» EXERCISE: Output the records. Match them exactly.

Start MATERIAL SUPPLIED

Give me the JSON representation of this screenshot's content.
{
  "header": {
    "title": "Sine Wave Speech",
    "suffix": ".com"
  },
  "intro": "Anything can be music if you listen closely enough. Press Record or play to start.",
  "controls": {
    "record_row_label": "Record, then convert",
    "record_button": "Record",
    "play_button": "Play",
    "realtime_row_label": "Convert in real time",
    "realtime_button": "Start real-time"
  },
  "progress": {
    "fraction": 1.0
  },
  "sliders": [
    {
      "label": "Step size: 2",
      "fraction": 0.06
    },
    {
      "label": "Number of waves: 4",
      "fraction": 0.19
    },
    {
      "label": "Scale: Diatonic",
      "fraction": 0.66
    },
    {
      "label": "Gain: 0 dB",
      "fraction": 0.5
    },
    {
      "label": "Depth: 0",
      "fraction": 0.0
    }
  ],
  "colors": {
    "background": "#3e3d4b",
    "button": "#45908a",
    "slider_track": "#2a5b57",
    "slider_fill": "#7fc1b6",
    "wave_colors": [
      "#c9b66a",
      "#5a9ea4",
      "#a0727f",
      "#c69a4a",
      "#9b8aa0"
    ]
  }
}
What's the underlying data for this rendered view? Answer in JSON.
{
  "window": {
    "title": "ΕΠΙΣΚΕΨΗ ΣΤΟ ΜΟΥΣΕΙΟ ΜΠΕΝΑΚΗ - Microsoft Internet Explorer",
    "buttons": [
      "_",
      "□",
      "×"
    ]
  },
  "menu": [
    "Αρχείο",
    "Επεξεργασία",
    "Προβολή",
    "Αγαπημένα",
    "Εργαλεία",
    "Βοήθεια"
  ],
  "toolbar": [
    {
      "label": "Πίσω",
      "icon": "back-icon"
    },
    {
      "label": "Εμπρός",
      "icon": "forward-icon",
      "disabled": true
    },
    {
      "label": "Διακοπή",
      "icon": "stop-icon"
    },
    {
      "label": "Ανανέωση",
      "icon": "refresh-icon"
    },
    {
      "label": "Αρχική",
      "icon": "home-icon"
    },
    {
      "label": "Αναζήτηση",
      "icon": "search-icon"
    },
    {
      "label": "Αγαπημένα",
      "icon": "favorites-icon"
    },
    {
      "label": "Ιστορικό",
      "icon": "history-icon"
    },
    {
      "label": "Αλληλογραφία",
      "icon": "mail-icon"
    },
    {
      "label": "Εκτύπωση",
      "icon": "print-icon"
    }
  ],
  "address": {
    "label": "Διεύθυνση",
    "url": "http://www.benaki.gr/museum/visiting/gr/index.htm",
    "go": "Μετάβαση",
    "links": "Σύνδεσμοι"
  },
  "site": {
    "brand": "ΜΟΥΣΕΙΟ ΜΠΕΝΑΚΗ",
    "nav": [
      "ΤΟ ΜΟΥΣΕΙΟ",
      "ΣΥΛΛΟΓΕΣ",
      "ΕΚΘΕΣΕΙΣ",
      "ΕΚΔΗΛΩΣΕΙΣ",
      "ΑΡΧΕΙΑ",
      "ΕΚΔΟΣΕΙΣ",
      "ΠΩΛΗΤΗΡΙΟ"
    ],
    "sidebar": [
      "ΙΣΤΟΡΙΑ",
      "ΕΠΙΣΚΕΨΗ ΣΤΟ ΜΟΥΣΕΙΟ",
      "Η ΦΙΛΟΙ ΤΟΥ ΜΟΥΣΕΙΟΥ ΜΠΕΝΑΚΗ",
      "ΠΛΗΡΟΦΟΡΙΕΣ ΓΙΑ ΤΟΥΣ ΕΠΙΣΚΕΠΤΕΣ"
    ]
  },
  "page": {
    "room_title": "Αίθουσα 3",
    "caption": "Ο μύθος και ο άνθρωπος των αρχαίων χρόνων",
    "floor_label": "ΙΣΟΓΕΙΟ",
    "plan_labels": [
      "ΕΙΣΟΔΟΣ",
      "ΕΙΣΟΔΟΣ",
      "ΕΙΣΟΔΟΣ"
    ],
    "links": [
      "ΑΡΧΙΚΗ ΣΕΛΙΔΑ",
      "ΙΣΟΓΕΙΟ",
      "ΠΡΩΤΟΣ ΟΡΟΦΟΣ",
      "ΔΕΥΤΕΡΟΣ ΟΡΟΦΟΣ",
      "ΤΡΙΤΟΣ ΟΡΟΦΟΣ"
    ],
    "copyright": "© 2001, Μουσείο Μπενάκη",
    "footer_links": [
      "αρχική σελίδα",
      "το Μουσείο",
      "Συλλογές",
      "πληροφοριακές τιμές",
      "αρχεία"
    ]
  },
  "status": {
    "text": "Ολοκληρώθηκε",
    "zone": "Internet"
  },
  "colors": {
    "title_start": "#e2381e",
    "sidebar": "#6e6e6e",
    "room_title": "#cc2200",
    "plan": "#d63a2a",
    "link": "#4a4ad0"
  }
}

End MATERIAL SUPPLIED

» TASK ANSWER:
Give me the JSON representation of this screenshot's content.
{
  "header": {
    "title": "Sine Wave Speech",
    "suffix": ".com"
  },
  "intro": "Anything can be music if you listen closely enough. Press Record or play to start.",
  "controls": {
    "record_row_label": "Record, then convert",
    "record_button": "Record",
    "play_button": "Play",
    "realtime_row_label": "Convert in real time",
    "realtime_button": "Start real-time"
  },
  "progress": {
    "fraction": 1.0
  },
  "sliders": [
    {
      "label": "Step size: 2",
      "fraction": 0.06
    },
    {
      "label": "Number of waves: 4",
      "fraction": 0.19
    },
    {
      "label": "Scale: Diatonic",
      "fraction": 0.66
    },
    {
      "label": "Gain: 0 dB",
      "fraction": 0.5
    },
    {
      "label": "Depth: 0",
      "fraction": 0.0
    }
  ],
  "colors": {
    "background": "#3e3d4b",
    "button": "#45908a",
    "slider_track": "#2a5b57",
    "slider_fill": "#7fc1b6",
    "wave_colors": [
      "#c9b66a",
      "#5a9ea4",
      "#a0727f",
      "#c69a4a",
      "#9b8aa0"
    ]
  }
}
What's the underlying data for this rendered view? Answer in JSON.
{
  "window": {
    "title": "ΕΠΙΣΚΕΨΗ ΣΤΟ ΜΟΥΣΕΙΟ ΜΠΕΝΑΚΗ - Microsoft Internet Explorer",
    "buttons": [
      "_",
      "□",
      "×"
    ]
  },
  "menu": [
    "Αρχείο",
    "Επεξεργασία",
    "Προβολή",
    "Αγαπημένα",
    "Εργαλεία",
    "Βοήθεια"
  ],
  "toolbar": [
    {
      "label": "Πίσω",
      "icon": "back-icon"
    },
    {
      "label": "Εμπρός",
      "icon": "forward-icon",
      "disabled": true
    },
    {
      "label": "Διακοπή",
      "icon": "stop-icon"
    },
    {
      "label": "Ανανέωση",
      "icon": "refresh-icon"
    },
    {
      "label": "Αρχική",
      "icon": "home-icon"
    },
    {
      "label": "Αναζήτηση",
      "icon": "search-icon"
    },
    {
      "label": "Αγαπημένα",
      "icon": "favorites-icon"
    },
    {
      "label": "Ιστορικό",
      "icon": "history-icon"
    },
    {
      "label": "Αλληλογραφία",
      "icon": "mail-icon"
    },
    {
      "label": "Εκτύπωση",
      "icon": "print-icon"
    }
  ],
  "address": {
    "label": "Διεύθυνση",
    "url": "http://www.benaki.gr/museum/visiting/gr/index.htm",
    "go": "Μετάβαση",
    "links": "Σύνδεσμοι"
  },
  "site": {
    "brand": "ΜΟΥΣΕΙΟ ΜΠΕΝΑΚΗ",
    "nav": [
      "ΤΟ ΜΟΥΣΕΙΟ",
      "ΣΥΛΛΟΓΕΣ",
      "ΕΚΘΕΣΕΙΣ",
      "ΕΚΔΗΛΩΣΕΙΣ",
      "ΑΡΧΕΙΑ",
      "ΕΚΔΟΣΕΙΣ",
      "ΠΩΛΗΤΗΡΙΟ"
    ],
    "sidebar": [
      "ΙΣΤΟΡΙΑ",
      "ΕΠΙΣΚΕΨΗ ΣΤΟ ΜΟΥΣΕΙΟ",
      "Η ΦΙΛΟΙ ΤΟΥ ΜΟΥΣΕΙΟΥ ΜΠΕΝΑΚΗ",
      "ΠΛΗΡΟΦΟΡΙΕΣ ΓΙΑ ΤΟΥΣ ΕΠΙΣΚΕΠΤΕΣ"
    ]
  },
  "page": {
    "room_title": "Αίθουσα 3",
    "caption": "Ο μύθος και ο άνθρωπος των αρχαίων χρόνων",
    "floor_label": "ΙΣΟΓΕΙΟ",
    "plan_labels": [
      "ΕΙΣΟΔΟΣ",
      "ΕΙΣΟΔΟΣ",
      "ΕΙΣΟΔΟΣ"
    ],
    "links": [
      "ΑΡΧΙΚΗ ΣΕΛΙΔΑ",
      "ΙΣΟΓΕΙΟ",
      "ΠΡΩΤΟΣ ΟΡΟΦΟΣ",
      "ΔΕΥΤΕΡΟΣ ΟΡΟΦΟΣ",
      "ΤΡΙΤΟΣ ΟΡΟΦΟΣ"
    ],
    "copyright": "© 2001, Μουσείο Μπενάκη",
    "footer_links": [
      "αρχική σελίδα",
      "το Μουσείο",
      "Συλλογές",
      "πληροφοριακές τιμές",
      "αρχεία"
    ]
  },
  "status": {
    "text": "Ολοκληρώθηκε",
    "zone": "Internet"
  },
  "colors": {
    "title_start": "#e2381e",
    "sidebar": "#6e6e6e",
    "room_title": "#cc2200",
    "plan": "#d63a2a",
    "link": "#4a4ad0"
  }
}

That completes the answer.